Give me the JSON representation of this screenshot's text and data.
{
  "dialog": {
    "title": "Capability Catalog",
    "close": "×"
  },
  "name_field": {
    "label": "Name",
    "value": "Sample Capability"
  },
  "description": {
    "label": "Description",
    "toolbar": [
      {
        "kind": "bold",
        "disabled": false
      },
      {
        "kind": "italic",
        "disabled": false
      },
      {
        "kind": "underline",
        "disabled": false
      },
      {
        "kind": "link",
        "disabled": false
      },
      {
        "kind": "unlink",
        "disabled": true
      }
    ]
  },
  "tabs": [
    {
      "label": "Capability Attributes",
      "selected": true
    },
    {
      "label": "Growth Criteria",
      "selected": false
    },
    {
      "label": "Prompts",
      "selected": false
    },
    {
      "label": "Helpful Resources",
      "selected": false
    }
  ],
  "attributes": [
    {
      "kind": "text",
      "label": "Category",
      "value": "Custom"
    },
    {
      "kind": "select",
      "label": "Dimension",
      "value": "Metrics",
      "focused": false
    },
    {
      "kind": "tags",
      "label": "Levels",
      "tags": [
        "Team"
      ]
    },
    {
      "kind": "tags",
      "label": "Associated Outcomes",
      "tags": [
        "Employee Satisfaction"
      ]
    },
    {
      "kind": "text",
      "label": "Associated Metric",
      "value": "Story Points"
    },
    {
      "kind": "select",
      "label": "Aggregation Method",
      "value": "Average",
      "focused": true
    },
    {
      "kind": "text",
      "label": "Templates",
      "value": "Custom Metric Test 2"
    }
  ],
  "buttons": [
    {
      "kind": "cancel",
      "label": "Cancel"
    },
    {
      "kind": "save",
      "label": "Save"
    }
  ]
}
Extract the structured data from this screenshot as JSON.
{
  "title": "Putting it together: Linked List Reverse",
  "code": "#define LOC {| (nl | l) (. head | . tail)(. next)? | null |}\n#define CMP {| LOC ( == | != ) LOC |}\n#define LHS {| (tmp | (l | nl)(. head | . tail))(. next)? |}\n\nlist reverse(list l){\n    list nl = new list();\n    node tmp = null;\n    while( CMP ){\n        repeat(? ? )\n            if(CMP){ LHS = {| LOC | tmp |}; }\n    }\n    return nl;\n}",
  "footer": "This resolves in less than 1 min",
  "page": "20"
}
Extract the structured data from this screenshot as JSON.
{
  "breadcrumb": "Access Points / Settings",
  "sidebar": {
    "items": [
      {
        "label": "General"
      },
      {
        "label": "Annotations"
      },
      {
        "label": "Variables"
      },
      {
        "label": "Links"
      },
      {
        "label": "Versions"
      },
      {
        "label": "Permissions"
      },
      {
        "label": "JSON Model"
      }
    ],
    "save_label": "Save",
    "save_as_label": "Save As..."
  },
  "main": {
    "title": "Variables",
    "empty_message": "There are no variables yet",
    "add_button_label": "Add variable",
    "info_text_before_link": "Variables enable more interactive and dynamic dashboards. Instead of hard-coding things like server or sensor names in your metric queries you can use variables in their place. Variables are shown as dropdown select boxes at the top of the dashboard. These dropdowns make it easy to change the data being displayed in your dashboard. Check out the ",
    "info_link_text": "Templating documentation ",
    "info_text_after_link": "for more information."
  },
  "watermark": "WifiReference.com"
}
----
What the task requires:
Find how many of the lines above have the word "value" in them. State only that number.

Answer to this task:
6